- [Given passage]

Looking for some Pros and Cons on using weights on the rear wheels of tractor or going to a ballast box on the rear when using either pallet forks or loader bucket.Thanks
Pics Join Date: Feb 2003 Location: NW Oregon Posts: 5550
re: Rear Weights
The JD manual for your tractor may require loaded tires in almost any configuration when used with a loader. That may be lawyer-speak for CYA but it is also a very safe way to go. That said, here are my thoughts.
Both wheel weights and a ballast box are fairly easy to install and remove. But they are expensive, probably won't add enough weight to fully ballast a loader, and money spent here literally buys dead weight that doesn't have any other use. Plus it takes up space when it's not needed.

Page layout parsing data:
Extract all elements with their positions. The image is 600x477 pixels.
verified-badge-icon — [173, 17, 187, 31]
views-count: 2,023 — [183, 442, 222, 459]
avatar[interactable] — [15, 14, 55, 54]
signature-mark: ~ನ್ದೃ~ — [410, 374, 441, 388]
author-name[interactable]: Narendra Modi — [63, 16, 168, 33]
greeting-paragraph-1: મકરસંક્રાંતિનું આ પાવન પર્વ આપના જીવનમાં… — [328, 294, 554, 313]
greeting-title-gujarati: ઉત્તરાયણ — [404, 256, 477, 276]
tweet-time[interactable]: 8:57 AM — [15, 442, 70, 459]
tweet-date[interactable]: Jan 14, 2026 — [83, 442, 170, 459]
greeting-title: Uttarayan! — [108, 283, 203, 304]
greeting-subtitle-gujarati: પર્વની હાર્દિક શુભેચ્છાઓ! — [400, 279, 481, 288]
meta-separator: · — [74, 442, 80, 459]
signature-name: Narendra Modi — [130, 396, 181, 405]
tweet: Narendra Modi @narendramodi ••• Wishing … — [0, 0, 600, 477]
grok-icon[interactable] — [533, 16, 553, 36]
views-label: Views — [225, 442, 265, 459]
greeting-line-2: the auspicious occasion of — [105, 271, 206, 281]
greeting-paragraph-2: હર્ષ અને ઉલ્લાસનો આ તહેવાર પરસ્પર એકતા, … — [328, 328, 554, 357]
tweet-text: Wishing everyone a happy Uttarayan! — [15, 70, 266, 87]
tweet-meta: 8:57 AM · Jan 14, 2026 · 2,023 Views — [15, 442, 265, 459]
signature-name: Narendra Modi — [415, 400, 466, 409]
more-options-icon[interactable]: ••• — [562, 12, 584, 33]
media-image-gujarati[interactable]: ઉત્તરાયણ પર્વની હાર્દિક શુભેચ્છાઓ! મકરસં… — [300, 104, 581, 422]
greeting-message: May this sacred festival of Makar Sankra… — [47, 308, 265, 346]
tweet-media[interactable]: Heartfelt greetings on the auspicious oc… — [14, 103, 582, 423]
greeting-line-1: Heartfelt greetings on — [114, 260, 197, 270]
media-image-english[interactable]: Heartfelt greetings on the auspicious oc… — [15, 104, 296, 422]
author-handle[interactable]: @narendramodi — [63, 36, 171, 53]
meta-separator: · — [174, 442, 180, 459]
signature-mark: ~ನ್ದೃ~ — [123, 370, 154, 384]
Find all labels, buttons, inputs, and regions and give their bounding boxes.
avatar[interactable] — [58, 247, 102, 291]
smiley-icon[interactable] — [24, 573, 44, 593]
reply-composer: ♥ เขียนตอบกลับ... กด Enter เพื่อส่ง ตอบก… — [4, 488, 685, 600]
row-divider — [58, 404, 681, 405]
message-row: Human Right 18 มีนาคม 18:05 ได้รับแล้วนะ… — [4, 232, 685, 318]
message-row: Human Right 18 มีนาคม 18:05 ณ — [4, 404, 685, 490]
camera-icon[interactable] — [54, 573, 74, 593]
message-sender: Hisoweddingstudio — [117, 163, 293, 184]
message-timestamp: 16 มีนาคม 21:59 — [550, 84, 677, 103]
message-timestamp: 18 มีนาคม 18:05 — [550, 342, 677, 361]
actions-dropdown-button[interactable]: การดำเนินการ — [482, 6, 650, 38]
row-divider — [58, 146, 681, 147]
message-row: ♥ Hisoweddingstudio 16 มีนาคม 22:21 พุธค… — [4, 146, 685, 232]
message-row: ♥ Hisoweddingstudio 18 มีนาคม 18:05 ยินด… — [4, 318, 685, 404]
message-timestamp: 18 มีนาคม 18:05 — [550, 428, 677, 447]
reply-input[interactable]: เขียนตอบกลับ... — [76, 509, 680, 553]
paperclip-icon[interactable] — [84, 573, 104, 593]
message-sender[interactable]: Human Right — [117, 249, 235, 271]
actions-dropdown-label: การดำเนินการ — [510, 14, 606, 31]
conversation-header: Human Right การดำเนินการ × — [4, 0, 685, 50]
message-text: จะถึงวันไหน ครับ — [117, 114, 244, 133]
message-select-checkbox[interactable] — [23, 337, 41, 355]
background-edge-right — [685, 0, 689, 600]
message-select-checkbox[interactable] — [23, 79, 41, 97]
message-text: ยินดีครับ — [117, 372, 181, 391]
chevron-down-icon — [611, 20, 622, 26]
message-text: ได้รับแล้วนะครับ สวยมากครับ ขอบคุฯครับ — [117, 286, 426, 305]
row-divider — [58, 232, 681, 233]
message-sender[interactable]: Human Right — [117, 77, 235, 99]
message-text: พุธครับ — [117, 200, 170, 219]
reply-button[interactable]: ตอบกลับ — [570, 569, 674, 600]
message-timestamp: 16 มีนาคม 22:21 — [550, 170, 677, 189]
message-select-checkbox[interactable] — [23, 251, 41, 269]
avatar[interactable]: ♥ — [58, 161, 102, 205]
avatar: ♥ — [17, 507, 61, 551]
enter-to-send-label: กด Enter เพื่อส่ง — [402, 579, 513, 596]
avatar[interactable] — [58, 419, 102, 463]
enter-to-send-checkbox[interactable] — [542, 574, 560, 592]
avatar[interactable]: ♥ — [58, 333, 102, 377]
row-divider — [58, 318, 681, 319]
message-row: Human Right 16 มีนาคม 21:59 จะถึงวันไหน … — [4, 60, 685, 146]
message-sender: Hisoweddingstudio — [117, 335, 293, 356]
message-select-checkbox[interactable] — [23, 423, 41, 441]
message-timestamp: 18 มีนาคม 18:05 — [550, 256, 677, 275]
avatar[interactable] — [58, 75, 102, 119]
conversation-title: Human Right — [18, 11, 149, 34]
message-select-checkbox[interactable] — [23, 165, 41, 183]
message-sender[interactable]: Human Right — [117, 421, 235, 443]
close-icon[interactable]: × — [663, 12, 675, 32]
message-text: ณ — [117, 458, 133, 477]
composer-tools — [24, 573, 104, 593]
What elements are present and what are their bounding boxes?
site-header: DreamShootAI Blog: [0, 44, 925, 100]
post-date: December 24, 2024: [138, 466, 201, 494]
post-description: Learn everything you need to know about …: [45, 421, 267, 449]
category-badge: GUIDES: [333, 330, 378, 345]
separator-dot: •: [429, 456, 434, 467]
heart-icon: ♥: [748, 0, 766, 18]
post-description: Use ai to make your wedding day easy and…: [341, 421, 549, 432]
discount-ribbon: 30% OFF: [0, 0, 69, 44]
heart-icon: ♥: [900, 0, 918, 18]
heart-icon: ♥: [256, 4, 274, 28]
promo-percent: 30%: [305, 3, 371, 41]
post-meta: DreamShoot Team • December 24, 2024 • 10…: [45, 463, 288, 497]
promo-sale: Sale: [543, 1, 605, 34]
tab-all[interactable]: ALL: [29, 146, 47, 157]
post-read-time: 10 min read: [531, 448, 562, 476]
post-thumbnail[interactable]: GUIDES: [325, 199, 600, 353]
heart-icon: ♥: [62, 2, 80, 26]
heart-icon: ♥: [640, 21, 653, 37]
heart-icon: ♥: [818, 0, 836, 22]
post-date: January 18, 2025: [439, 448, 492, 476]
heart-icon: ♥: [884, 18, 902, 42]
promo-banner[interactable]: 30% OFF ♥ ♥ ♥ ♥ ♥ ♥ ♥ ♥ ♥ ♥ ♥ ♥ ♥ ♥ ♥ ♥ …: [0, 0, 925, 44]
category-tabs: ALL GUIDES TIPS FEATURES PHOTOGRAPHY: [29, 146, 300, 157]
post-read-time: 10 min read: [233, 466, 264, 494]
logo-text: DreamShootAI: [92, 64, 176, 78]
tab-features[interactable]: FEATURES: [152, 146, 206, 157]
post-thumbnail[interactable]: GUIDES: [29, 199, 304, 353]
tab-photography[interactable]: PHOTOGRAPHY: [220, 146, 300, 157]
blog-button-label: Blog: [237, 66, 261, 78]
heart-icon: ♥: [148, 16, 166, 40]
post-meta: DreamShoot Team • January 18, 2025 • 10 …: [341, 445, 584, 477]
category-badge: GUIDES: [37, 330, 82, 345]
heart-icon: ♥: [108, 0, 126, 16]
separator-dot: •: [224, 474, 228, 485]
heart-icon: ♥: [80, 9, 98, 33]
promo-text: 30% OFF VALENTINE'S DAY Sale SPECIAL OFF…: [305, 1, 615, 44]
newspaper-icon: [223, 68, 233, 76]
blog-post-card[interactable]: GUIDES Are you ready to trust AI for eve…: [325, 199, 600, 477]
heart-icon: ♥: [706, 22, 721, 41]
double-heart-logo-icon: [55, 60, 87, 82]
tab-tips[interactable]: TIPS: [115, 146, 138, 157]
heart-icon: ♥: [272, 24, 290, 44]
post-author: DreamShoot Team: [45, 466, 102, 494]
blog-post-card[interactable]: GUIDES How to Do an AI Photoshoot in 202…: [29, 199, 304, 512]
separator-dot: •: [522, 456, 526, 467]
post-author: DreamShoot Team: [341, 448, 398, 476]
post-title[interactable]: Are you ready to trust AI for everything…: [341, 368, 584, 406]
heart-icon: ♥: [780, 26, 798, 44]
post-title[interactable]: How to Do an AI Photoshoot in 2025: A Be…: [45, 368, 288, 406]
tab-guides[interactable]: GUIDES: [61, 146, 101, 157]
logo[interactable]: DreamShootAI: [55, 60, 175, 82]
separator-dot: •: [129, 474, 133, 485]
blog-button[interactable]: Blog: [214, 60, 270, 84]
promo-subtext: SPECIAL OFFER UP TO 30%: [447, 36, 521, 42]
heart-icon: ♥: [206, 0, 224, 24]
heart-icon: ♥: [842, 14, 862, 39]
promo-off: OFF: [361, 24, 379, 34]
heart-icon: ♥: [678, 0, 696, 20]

- [What the task asks]
Please pick up the forum thread on tractor rear weights after its last sentence and carry it on.

- [Task output]
A lot of guys think the money is better spent on a rear implement like a box scraper. A medium duty box scraper hanging further back than a ballast box has the advantage of leverage to give more effective ballast than a ballast box hanging closer to the rear axle and will have uses other than just dead weight for moving material, maintaining roads, leveling, etc.
But if you have to work in tight areas the box scraper will make it harder to maneuver.
What I did is to load the rear tires, which is all the ballast needed most of the time. When I need to carry full buckets of wet soil I add the box scraper.
Assuming it's 4WD and you pumped up the fronts, the only thing I can add is to try it without weights just in case it's OK as is. As another option, some guys have a frame or scoop under the rear hitch that they load with rocks or cement blocks.
I've got the regular JD wheel weights but they don't add much for what they cost. I agree a box scraper is a good way to add ballast plus it is a very usefull tool, mine is on most all the time. I've never been a big fan of loaded tires, just too many big mess experiences with flats on farm tractors. It is a cheaper way to ballast but doesn't give the option to lighten up a tractor when extra weight isn't wanted.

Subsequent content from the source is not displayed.